**Records for this exercise**

>> Begin

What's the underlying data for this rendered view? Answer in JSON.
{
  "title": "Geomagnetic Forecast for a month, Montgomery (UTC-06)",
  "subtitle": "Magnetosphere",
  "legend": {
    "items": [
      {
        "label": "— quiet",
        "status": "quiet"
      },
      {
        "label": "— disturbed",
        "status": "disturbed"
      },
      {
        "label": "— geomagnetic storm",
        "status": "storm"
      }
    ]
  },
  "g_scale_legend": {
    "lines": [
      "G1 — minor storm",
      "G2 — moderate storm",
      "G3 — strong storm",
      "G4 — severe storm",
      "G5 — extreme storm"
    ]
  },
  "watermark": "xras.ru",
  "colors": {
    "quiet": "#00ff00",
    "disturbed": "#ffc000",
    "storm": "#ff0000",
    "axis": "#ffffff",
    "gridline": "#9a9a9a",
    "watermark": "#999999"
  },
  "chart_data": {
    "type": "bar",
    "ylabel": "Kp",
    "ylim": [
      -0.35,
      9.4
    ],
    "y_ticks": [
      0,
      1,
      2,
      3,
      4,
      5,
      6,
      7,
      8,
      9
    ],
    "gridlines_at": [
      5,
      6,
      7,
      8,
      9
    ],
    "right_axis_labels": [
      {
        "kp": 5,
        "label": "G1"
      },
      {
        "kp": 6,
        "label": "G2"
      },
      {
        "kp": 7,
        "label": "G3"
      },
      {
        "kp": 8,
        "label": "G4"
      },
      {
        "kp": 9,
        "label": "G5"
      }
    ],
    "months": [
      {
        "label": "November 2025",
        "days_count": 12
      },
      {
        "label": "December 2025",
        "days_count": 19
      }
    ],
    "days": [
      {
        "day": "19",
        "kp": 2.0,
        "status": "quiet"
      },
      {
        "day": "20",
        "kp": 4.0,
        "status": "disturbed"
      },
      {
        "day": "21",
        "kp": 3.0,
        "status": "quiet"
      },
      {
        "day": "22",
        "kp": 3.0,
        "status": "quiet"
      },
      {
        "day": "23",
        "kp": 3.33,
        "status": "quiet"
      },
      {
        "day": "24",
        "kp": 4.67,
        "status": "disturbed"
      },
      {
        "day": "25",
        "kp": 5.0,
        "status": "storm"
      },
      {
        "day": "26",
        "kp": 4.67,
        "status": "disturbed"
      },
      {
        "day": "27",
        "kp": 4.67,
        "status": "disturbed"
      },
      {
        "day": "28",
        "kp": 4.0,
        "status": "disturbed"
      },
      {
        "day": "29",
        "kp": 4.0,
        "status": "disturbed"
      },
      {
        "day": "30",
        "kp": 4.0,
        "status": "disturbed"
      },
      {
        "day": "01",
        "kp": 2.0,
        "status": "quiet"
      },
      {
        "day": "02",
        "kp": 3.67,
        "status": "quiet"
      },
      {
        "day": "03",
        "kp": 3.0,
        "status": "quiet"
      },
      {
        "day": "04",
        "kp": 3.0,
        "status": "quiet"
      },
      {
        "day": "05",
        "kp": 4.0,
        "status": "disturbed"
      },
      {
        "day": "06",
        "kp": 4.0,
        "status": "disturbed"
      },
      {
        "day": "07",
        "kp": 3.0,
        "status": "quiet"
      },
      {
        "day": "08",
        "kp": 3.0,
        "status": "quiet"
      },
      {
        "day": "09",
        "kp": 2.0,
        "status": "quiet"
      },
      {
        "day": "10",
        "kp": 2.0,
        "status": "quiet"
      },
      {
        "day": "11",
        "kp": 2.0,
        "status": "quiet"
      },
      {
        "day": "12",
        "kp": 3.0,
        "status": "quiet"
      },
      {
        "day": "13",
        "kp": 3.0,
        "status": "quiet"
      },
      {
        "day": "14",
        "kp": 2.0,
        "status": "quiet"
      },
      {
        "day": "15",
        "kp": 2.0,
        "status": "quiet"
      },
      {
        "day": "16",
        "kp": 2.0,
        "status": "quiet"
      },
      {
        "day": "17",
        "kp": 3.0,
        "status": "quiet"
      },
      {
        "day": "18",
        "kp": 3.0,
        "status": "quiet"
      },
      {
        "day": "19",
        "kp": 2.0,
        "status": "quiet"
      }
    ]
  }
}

>> End

**Work to do**
Write the data from above out again, exactly.

**Task answer**
What's the underlying data for this rendered view? Answer in JSON.
{
  "title": "Geomagnetic Forecast for a month, Montgomery (UTC-06)",
  "subtitle": "Magnetosphere",
  "legend": {
    "items": [
      {
        "label": "— quiet",
        "status": "quiet"
      },
      {
        "label": "— disturbed",
        "status": "disturbed"
      },
      {
        "label": "— geomagnetic storm",
        "status": "storm"
      }
    ]
  },
  "g_scale_legend": {
    "lines": [
      "G1 — minor storm",
      "G2 — moderate storm",
      "G3 — strong storm",
      "G4 — severe storm",
      "G5 — extreme storm"
    ]
  },
  "watermark": "xras.ru",
  "colors": {
    "quiet": "#00ff00",
    "disturbed": "#ffc000",
    "storm": "#ff0000",
    "axis": "#ffffff",
    "gridline": "#9a9a9a",
    "watermark": "#999999"
  },
  "chart_data": {
    "type": "bar",
    "ylabel": "Kp",
    "ylim": [
      -0.35,
      9.4
    ],
    "y_ticks": [
      0,
      1,
      2,
      3,
      4,
      5,
      6,
      7,
      8,
      9
    ],
    "gridlines_at": [
      5,
      6,
      7,
      8,
      9
    ],
    "right_axis_labels": [
      {
        "kp": 5,
        "label": "G1"
      },
      {
        "kp": 6,
        "label": "G2"
      },
      {
        "kp": 7,
        "label": "G3"
      },
      {
        "kp": 8,
        "label": "G4"
      },
      {
        "kp": 9,
        "label": "G5"
      }
    ],
    "months": [
      {
        "label": "November 2025",
        "days_count": 12
      },
      {
        "label": "December 2025",
        "days_count": 19
      }
    ],
    "days": [
      {
        "day": "19",
        "kp": 2.0,
        "status": "quiet"
      },
      {
        "day": "20",
        "kp": 4.0,
        "status": "disturbed"
      },
      {
        "day": "21",
        "kp": 3.0,
        "status": "quiet"
      },
      {
        "day": "22",
        "kp": 3.0,
        "status": "quiet"
      },
      {
        "day": "23",
        "kp": 3.33,
        "status": "quiet"
      },
      {
        "day": "24",
        "kp": 4.67,
        "status": "disturbed"
      },
      {
        "day": "25",
        "kp": 5.0,
        "status": "storm"
      },
      {
        "day": "26",
        "kp": 4.67,
        "status": "disturbed"
      },
      {
        "day": "27",
        "kp": 4.67,
        "status": "disturbed"
      },
      {
        "day": "28",
        "kp": 4.0,
        "status": "disturbed"
      },
      {
        "day": "29",
        "kp": 4.0,
        "status": "disturbed"
      },
      {
        "day": "30",
        "kp": 4.0,
        "status": "disturbed"
      },
      {
        "day": "01",
        "kp": 2.0,
        "status": "quiet"
      },
      {
        "day": "02",
        "kp": 3.67,
        "status": "quiet"
      },
      {
        "day": "03",
        "kp": 3.0,
        "status": "quiet"
      },
      {
        "day": "04",
        "kp": 3.0,
        "status": "quiet"
      },
      {
        "day": "05",
        "kp": 4.0,
        "status": "disturbed"
      },
      {
        "day": "06",
        "kp": 4.0,
        "status": "disturbed"
      },
      {
        "day": "07",
        "kp": 3.0,
        "status": "quiet"
      },
      {
        "day": "08",
        "kp": 3.0,
        "status": "quiet"
      },
      {
        "day": "09",
        "kp": 2.0,
        "status": "quiet"
      },
      {
        "day": "10",
        "kp": 2.0,
        "status": "quiet"
      },
      {
        "day": "11",
        "kp": 2.0,
        "status": "quiet"
      },
      {
        "day": "12",
        "kp": 3.0,
        "status": "quiet"
      },
      {
        "day": "13",
        "kp": 3.0,
        "status": "quiet"
      },
      {
        "day": "14",
        "kp": 2.0,
        "status": "quiet"
      },
      {
        "day": "15",
        "kp": 2.0,
        "status": "quiet"
      },
      {
        "day": "16",
        "kp": 2.0,
        "status": "quiet"
      },
      {
        "day": "17",
        "kp": 3.0,
        "status": "quiet"
      },
      {
        "day": "18",
        "kp": 3.0,
        "status": "quiet"
      },
      {
        "day": "19",
        "kp": 2.0,
        "status": "quiet"
      }
    ]
  }
}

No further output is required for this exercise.